**GIVEN TASK:** In the entries that follow, how many lines contain "τακτικού"? Answer with the number only.
-- start of INFORMATION GIVEN --
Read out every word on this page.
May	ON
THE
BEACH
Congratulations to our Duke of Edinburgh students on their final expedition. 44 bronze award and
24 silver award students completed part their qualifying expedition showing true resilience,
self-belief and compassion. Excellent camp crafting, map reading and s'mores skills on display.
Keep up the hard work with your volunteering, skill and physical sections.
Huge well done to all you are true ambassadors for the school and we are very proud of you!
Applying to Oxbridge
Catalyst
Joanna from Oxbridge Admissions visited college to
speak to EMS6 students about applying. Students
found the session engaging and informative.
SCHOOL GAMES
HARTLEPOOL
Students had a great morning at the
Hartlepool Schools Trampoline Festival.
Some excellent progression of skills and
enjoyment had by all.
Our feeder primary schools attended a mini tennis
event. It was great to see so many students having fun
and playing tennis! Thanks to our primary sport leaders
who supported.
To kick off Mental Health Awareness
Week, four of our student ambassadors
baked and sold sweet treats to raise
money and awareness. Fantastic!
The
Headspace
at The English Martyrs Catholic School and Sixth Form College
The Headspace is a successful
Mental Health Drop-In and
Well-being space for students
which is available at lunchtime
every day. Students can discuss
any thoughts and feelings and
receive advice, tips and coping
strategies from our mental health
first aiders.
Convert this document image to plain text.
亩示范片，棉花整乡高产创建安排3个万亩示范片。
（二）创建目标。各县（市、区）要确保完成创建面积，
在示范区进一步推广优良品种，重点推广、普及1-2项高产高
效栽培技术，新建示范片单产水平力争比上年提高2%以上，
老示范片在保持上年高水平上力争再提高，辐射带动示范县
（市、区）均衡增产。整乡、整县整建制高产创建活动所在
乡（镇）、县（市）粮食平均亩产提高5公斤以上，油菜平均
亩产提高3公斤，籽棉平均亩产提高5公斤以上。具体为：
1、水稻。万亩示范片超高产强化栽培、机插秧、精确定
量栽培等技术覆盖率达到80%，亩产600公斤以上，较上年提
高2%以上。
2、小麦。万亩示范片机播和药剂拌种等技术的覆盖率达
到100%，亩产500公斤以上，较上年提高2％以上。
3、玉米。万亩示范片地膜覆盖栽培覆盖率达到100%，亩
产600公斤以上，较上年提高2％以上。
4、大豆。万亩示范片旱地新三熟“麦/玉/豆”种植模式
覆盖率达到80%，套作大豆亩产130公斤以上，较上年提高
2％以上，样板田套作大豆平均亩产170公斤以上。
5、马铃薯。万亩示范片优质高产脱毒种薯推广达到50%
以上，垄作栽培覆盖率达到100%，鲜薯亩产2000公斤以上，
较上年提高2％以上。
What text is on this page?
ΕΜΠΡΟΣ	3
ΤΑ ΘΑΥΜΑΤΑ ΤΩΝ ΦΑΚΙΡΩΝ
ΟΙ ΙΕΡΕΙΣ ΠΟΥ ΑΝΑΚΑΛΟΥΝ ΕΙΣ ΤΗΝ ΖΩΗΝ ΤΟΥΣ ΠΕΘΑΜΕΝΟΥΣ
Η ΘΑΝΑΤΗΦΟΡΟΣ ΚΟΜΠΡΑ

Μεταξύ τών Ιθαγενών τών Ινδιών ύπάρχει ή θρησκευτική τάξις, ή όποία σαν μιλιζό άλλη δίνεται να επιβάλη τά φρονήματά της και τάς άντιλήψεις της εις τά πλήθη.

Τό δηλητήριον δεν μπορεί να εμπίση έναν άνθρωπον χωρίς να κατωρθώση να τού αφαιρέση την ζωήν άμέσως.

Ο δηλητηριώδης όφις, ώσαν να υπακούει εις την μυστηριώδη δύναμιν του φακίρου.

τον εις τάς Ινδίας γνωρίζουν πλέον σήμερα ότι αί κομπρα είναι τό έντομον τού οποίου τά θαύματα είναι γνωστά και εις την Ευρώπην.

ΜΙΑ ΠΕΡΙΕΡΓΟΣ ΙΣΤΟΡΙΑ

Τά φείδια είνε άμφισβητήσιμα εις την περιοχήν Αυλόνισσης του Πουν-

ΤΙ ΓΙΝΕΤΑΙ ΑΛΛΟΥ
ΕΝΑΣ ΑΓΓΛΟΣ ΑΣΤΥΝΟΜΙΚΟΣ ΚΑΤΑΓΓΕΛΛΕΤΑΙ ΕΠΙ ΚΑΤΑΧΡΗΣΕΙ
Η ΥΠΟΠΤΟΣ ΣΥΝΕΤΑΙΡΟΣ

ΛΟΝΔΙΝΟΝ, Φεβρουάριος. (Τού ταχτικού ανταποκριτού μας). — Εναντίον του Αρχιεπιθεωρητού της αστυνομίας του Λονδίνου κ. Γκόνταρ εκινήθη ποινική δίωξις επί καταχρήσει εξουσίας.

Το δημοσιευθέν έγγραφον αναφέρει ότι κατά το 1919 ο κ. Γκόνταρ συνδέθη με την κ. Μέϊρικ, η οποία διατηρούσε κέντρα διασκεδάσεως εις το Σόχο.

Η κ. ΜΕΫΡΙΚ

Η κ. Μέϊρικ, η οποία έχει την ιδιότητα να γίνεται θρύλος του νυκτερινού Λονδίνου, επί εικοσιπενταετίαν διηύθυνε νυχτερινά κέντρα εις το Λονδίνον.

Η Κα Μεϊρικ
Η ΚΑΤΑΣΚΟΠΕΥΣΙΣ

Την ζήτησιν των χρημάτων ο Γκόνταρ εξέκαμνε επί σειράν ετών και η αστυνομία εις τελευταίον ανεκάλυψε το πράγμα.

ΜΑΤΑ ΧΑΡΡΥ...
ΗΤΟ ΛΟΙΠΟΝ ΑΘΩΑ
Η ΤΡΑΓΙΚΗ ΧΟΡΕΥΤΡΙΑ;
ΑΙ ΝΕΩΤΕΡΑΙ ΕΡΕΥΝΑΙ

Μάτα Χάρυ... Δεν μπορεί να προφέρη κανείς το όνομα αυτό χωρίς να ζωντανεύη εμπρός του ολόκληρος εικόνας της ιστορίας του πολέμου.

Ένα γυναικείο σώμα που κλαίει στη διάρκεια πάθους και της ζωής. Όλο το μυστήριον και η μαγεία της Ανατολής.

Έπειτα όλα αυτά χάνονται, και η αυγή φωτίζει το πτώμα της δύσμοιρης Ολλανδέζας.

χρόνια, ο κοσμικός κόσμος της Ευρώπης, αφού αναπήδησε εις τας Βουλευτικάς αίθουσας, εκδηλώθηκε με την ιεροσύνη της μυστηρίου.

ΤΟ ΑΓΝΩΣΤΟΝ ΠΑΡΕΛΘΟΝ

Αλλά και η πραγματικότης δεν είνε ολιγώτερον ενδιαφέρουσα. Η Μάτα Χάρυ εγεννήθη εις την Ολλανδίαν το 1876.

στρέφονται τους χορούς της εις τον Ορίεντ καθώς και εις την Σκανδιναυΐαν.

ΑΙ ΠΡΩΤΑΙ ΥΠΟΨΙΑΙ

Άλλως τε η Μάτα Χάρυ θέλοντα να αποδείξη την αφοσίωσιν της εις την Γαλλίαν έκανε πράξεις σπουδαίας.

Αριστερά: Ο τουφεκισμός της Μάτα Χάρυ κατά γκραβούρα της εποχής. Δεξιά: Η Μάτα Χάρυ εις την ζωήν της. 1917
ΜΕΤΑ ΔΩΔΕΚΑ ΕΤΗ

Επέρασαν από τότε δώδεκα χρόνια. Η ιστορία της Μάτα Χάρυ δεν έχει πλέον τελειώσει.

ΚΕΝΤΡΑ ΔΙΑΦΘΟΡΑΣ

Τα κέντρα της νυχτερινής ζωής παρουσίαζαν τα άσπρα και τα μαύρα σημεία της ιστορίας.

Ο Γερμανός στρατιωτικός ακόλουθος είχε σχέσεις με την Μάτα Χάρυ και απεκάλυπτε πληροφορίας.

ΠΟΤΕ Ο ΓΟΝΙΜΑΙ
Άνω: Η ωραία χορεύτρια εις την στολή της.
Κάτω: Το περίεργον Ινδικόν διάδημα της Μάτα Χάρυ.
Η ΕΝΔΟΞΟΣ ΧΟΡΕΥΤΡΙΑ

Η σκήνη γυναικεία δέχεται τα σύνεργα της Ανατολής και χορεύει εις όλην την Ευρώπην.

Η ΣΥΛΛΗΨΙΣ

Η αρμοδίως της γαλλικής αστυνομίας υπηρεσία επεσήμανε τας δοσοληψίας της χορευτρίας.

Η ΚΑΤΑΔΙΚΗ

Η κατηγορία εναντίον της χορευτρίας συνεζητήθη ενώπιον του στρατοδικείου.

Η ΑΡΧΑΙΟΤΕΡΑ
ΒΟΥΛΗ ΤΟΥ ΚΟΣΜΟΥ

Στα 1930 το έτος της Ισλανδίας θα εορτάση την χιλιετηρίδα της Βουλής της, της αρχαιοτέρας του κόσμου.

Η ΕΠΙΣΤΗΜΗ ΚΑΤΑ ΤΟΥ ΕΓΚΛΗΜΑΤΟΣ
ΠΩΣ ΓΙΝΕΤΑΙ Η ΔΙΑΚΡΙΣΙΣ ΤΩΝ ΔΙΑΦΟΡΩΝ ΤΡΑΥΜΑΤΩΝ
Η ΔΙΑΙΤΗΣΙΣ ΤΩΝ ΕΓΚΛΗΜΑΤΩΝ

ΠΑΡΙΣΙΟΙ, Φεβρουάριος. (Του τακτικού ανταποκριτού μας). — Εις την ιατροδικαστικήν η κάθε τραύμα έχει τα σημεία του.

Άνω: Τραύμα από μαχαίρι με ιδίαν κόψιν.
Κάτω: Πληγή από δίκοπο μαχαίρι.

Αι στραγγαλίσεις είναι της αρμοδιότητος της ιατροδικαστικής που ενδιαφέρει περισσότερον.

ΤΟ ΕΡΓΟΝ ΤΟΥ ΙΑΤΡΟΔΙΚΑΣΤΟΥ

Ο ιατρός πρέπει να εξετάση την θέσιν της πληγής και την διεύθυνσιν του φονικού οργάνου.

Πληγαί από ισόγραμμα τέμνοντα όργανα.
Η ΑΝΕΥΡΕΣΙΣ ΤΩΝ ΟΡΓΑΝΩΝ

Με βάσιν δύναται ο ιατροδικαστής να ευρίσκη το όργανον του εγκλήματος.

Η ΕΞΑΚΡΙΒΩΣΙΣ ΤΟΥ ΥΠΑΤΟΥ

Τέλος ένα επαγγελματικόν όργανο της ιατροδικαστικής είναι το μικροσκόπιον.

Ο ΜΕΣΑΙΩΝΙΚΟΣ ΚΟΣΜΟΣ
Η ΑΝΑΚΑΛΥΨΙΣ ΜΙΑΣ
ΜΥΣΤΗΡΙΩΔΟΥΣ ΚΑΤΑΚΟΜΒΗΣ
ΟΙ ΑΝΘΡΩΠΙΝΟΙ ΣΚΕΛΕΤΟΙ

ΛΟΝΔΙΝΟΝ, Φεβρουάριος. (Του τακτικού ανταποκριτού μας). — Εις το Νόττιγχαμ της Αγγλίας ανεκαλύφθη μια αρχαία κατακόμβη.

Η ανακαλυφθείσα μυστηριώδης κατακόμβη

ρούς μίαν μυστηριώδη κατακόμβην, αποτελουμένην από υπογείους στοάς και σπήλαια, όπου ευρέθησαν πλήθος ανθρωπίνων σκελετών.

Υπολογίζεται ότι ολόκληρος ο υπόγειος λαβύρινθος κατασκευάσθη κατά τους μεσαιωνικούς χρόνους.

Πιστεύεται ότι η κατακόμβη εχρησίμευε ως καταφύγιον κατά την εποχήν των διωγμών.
-- end of INFORMATION GIVEN --
**REPLY TO THE EXERCISE:** 2